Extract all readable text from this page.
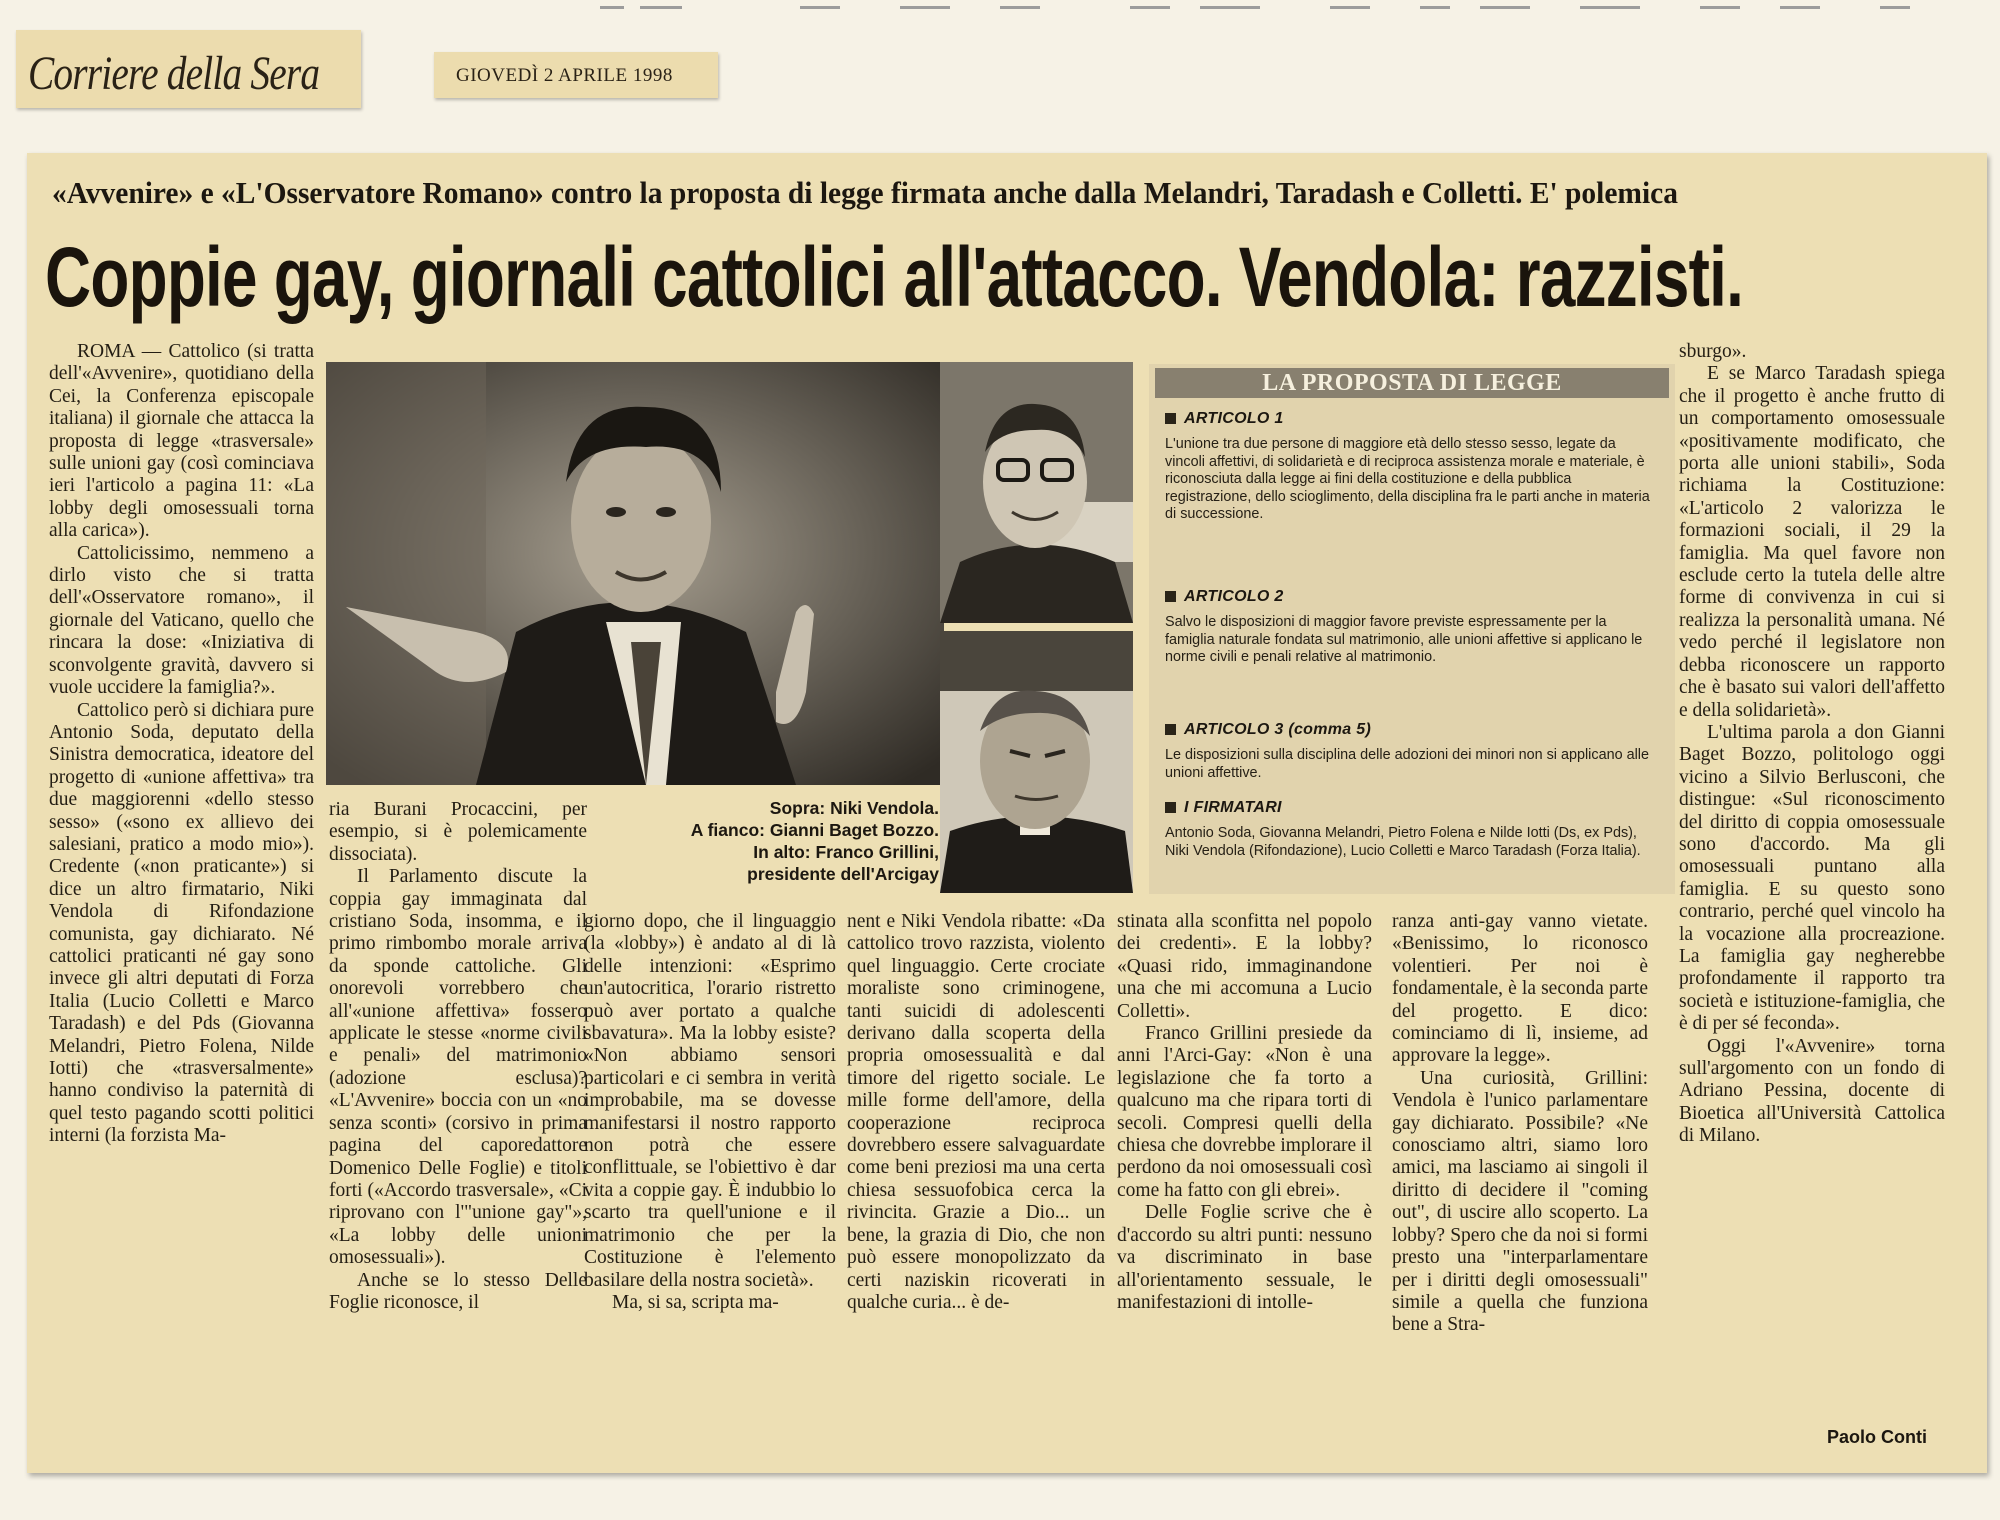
Corriere della Sera	GIOVEDÌ 2 APRILE 1998
«Avvenire» e «L'Osservatore Romano» contro la proposta di legge firmata anche dalla Melandri, Taradash e Colletti. E' polemica
Coppie gay, giornali cattolici all'attacco. Vendola: razzisti.

ROMA — Cattolico (si tratta dell'«Avvenire», quotidiano della Cei, la Conferenza episcopale italiana) il giornale che attacca la proposta di legge «trasversale» sulle unioni gay (così cominciava ieri l'articolo a pagina 11: «La lobby degli omosessuali torna alla carica»).

Cattolicissimo, nemmeno a dirlo visto che si tratta dell'«Osservatore romano», il giornale del Vaticano, quello che rincara la dose: «Iniziativa di sconvolgente gravità, davvero si vuole uccidere la famiglia?».

Cattolico però si dichiara pure Antonio Soda, deputato della Sinistra democratica, ideatore del progetto di «unione affettiva» tra due maggiorenni «dello stesso sesso» («sono ex allievo dei salesiani, pratico a modo mio»). Credente («non praticante») si dice un altro firmatario, Niki Vendola di Rifondazione comunista, gay dichiarato. Né cattolici praticanti né gay sono invece gli altri deputati di Forza Italia (Lucio Colletti e Marco Taradash) e del Pds (Giovanna Melandri, Pietro Folena, Nilde Iotti) che «trasversalmente» hanno condiviso la paternità di quel testo pagando scotti politici interni (la forzista Ma-

Sopra: Niki Vendola.
A fianco: Gianni Baget Bozzo.
In alto: Franco Grillini,
presidente dell'Arcigay

ria Burani Procaccini, per esempio, si è polemicamente dissociata).

Il Parlamento discute la coppia gay immaginata dal cristiano Soda, insomma, e il primo rimbombo morale arriva da sponde cattoliche. Gli onorevoli vorrebbero che all'«unione affettiva» fossero applicate le stesse «norme civili e penali» del matrimonio (adozione esclusa)? «L'Avvenire» boccia con un «no senza sconti» (corsivo in prima pagina del caporedattore Domenico Delle Foglie) e titoli forti («Accordo trasversale», «Ci riprovano con l'"unione gay"», «La lobby delle unioni omosessuali»).

Anche se lo stesso Delle Foglie riconosce, il

giorno dopo, che il linguaggio (la «lobby») è andato al di là delle intenzioni: «Esprimo un'autocritica, l'orario ristretto può aver portato a qualche sbavatura». Ma la lobby esiste? «Non abbiamo sensori particolari e ci sembra in verità improbabile, ma se dovesse manifestarsi il nostro rapporto non potrà che essere conflittuale, se l'obiettivo è dar vita a coppie gay. È indubbio lo scarto tra quell'unione e il matrimonio che per la Costituzione è l'elemento basilare della nostra società».

Ma, si sa, scripta ma-

nent e Niki Vendola ribatte: «Da cattolico trovo razzista, violento quel linguaggio. Certe crociate moraliste sono criminogene, tanti suicidi di adolescenti derivano dalla scoperta della propria omosessualità e dal timore del rigetto sociale. Le mille forme dell'amore, della cooperazione reciproca dovrebbero essere salvaguardate come beni preziosi ma una certa chiesa sessuofobica cerca la rivincita. Grazie a Dio... un bene, la grazia di Dio, che non può essere monopolizzato da certi naziskin ricoverati in qualche curia... è de-

stinata alla sconfitta nel popolo dei credenti». E la lobby? «Quasi rido, immaginandone una che mi accomuna a Lucio Colletti».

Franco Grillini presiede da anni l'Arci-Gay: «Non è una legislazione che fa torto a qualcuno ma che ripara torti di secoli. Compresi quelli della chiesa che dovrebbe implorare il perdono da noi omosessuali così come ha fatto con gli ebrei».

Delle Foglie scrive che è d'accordo su altri punti: nessuno va discriminato in base all'orientamento sessuale, le manifestazioni di intolle-

ranza anti-gay vanno vietate. «Benissimo, lo riconosco volentieri. Per noi è fondamentale, è la seconda parte del progetto. E dico: cominciamo di lì, insieme, ad approvare la legge».

Una curiosità, Grillini: Vendola è l'unico parlamentare gay dichiarato. Possibile? «Ne conosciamo altri, siamo loro amici, ma lasciamo ai singoli il diritto di decidere il "coming out", di uscire allo scoperto. La lobby? Spero che da noi si formi presto una "interparlamentare per i diritti degli omosessuali" simile a quella che funziona bene a Stra-

sburgo».

E se Marco Taradash spiega che il progetto è anche frutto di un comportamento omosessuale «positivamente modificato, che porta alle unioni stabili», Soda richiama la Costituzione: «L'articolo 2 valorizza le formazioni sociali, il 29 la famiglia. Ma quel favore non esclude certo la tutela delle altre forme di convivenza in cui si realizza la personalità umana. Né vedo perché il legislatore non debba riconoscere un rapporto che è basato sui valori dell'affetto e della solidarietà».

L'ultima parola a don Gianni Baget Bozzo, politologo oggi vicino a Silvio Berlusconi, che distingue: «Sul riconoscimento del diritto di coppia omosessuale sono d'accordo. Ma gli omosessuali puntano alla famiglia. E su questo sono contrario, perché quel vincolo ha la vocazione alla procreazione. La famiglia gay negherebbe profondamente il rapporto tra società e istituzione-famiglia, che è di per sé feconda».

Oggi l'«Avvenire» torna sull'argomento con un fondo di Adriano Pessina, docente di Bioetica all'Università Cattolica di Milano.

LA PROPOSTA DI LEGGE
ARTICOLO 1
L'unione tra due persone di maggiore età dello stesso sesso, legate da vincoli affettivi, di solidarietà e di reciproca assistenza morale e materiale, è riconosciuta dalla legge ai fini della costituzione e della pubblica registrazione, dello scioglimento, della disciplina fra le parti anche in materia di successione.
ARTICOLO 2
Salvo le disposizioni di maggior favore previste espressamente per la famiglia naturale fondata sul matrimonio, alle unioni affettive si applicano le norme civili e penali relative al matrimonio.
ARTICOLO 3 (comma 5)
Le disposizioni sulla disciplina delle adozioni dei minori non si applicano alle unioni affettive.
I FIRMATARI
Antonio Soda, Giovanna Melandri, Pietro Folena e Nilde Iotti (Ds, ex Pds), Niki Vendola (Rifondazione), Lucio Colletti e Marco Taradash (Forza Italia).
Paolo Conti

▶ WHAT TO PRODUCE
Every entry should be returned exactly as written, minus the pictures.

▶ RIGHT ANSWER
Extract all readable text from this page.
Corriere della Sera	GIOVEDÌ 2 APRILE 1998
«Avvenire» e «L'Osservatore Romano» contro la proposta di legge firmata anche dalla Melandri, Taradash e Colletti. E' polemica
Coppie gay, giornali cattolici all'attacco. Vendola: razzisti.

ROMA — Cattolico (si tratta dell'«Avvenire», quotidiano della Cei, la Conferenza episcopale italiana) il giornale che attacca la proposta di legge «trasversale» sulle unioni gay (così cominciava ieri l'articolo a pagina 11: «La lobby degli omosessuali torna alla carica»).

Cattolicissimo, nemmeno a dirlo visto che si tratta dell'«Osservatore romano», il giornale del Vaticano, quello che rincara la dose: «Iniziativa di sconvolgente gravità, davvero si vuole uccidere la famiglia?».

Cattolico però si dichiara pure Antonio Soda, deputato della Sinistra democratica, ideatore del progetto di «unione affettiva» tra due maggiorenni «dello stesso sesso» («sono ex allievo dei salesiani, pratico a modo mio»). Credente («non praticante») si dice un altro firmatario, Niki Vendola di Rifondazione comunista, gay dichiarato. Né cattolici praticanti né gay sono invece gli altri deputati di Forza Italia (Lucio Colletti e Marco Taradash) e del Pds (Giovanna Melandri, Pietro Folena, Nilde Iotti) che «trasversalmente» hanno condiviso la paternità di quel testo pagando scotti politici interni (la forzista Ma-

Sopra: Niki Vendola.
A fianco: Gianni Baget Bozzo.
In alto: Franco Grillini,
presidente dell'Arcigay

ria Burani Procaccini, per esempio, si è polemicamente dissociata).

Il Parlamento discute la coppia gay immaginata dal cristiano Soda, insomma, e il primo rimbombo morale arriva da sponde cattoliche. Gli onorevoli vorrebbero che all'«unione affettiva» fossero applicate le stesse «norme civili e penali» del matrimonio (adozione esclusa)? «L'Avvenire» boccia con un «no senza sconti» (corsivo in prima pagina del caporedattore Domenico Delle Foglie) e titoli forti («Accordo trasversale», «Ci riprovano con l'"unione gay"», «La lobby delle unioni omosessuali»).

Anche se lo stesso Delle Foglie riconosce, il

giorno dopo, che il linguaggio (la «lobby») è andato al di là delle intenzioni: «Esprimo un'autocritica, l'orario ristretto può aver portato a qualche sbavatura». Ma la lobby esiste? «Non abbiamo sensori particolari e ci sembra in verità improbabile, ma se dovesse manifestarsi il nostro rapporto non potrà che essere conflittuale, se l'obiettivo è dar vita a coppie gay. È indubbio lo scarto tra quell'unione e il matrimonio che per la Costituzione è l'elemento basilare della nostra società».

Ma, si sa, scripta ma-

nent e Niki Vendola ribatte: «Da cattolico trovo razzista, violento quel linguaggio. Certe crociate moraliste sono criminogene, tanti suicidi di adolescenti derivano dalla scoperta della propria omosessualità e dal timore del rigetto sociale. Le mille forme dell'amore, della cooperazione reciproca dovrebbero essere salvaguardate come beni preziosi ma una certa chiesa sessuofobica cerca la rivincita. Grazie a Dio... un bene, la grazia di Dio, che non può essere monopolizzato da certi naziskin ricoverati in qualche curia... è de-

stinata alla sconfitta nel popolo dei credenti». E la lobby? «Quasi rido, immaginandone una che mi accomuna a Lucio Colletti».

Franco Grillini presiede da anni l'Arci-Gay: «Non è una legislazione che fa torto a qualcuno ma che ripara torti di secoli. Compresi quelli della chiesa che dovrebbe implorare il perdono da noi omosessuali così come ha fatto con gli ebrei».

Delle Foglie scrive che è d'accordo su altri punti: nessuno va discriminato in base all'orientamento sessuale, le manifestazioni di intolle-

ranza anti-gay vanno vietate. «Benissimo, lo riconosco volentieri. Per noi è fondamentale, è la seconda parte del progetto. E dico: cominciamo di lì, insieme, ad approvare la legge».

Una curiosità, Grillini: Vendola è l'unico parlamentare gay dichiarato. Possibile? «Ne conosciamo altri, siamo loro amici, ma lasciamo ai singoli il diritto di decidere il "coming out", di uscire allo scoperto. La lobby? Spero che da noi si formi presto una "interparlamentare per i diritti degli omosessuali" simile a quella che funziona bene a Stra-

sburgo».

E se Marco Taradash spiega che il progetto è anche frutto di un comportamento omosessuale «positivamente modificato, che porta alle unioni stabili», Soda richiama la Costituzione: «L'articolo 2 valorizza le formazioni sociali, il 29 la famiglia. Ma quel favore non esclude certo la tutela delle altre forme di convivenza in cui si realizza la personalità umana. Né vedo perché il legislatore non debba riconoscere un rapporto che è basato sui valori dell'affetto e della solidarietà».

L'ultima parola a don Gianni Baget Bozzo, politologo oggi vicino a Silvio Berlusconi, che distingue: «Sul riconoscimento del diritto di coppia omosessuale sono d'accordo. Ma gli omosessuali puntano alla famiglia. E su questo sono contrario, perché quel vincolo ha la vocazione alla procreazione. La famiglia gay negherebbe profondamente il rapporto tra società e istituzione-famiglia, che è di per sé feconda».

Oggi l'«Avvenire» torna sull'argomento con un fondo di Adriano Pessina, docente di Bioetica all'Università Cattolica di Milano.

LA PROPOSTA DI LEGGE
ARTICOLO 1
L'unione tra due persone di maggiore età dello stesso sesso, legate da vincoli affettivi, di solidarietà e di reciproca assistenza morale e materiale, è riconosciuta dalla legge ai fini della costituzione e della pubblica registrazione, dello scioglimento, della disciplina fra le parti anche in materia di successione.
ARTICOLO 2
Salvo le disposizioni di maggior favore previste espressamente per la famiglia naturale fondata sul matrimonio, alle unioni affettive si applicano le norme civili e penali relative al matrimonio.
ARTICOLO 3 (comma 5)
Le disposizioni sulla disciplina delle adozioni dei minori non si applicano alle unioni affettive.
I FIRMATARI
Antonio Soda, Giovanna Melandri, Pietro Folena e Nilde Iotti (Ds, ex Pds), Niki Vendola (Rifondazione), Lucio Colletti e Marco Taradash (Forza Italia).
Paolo Conti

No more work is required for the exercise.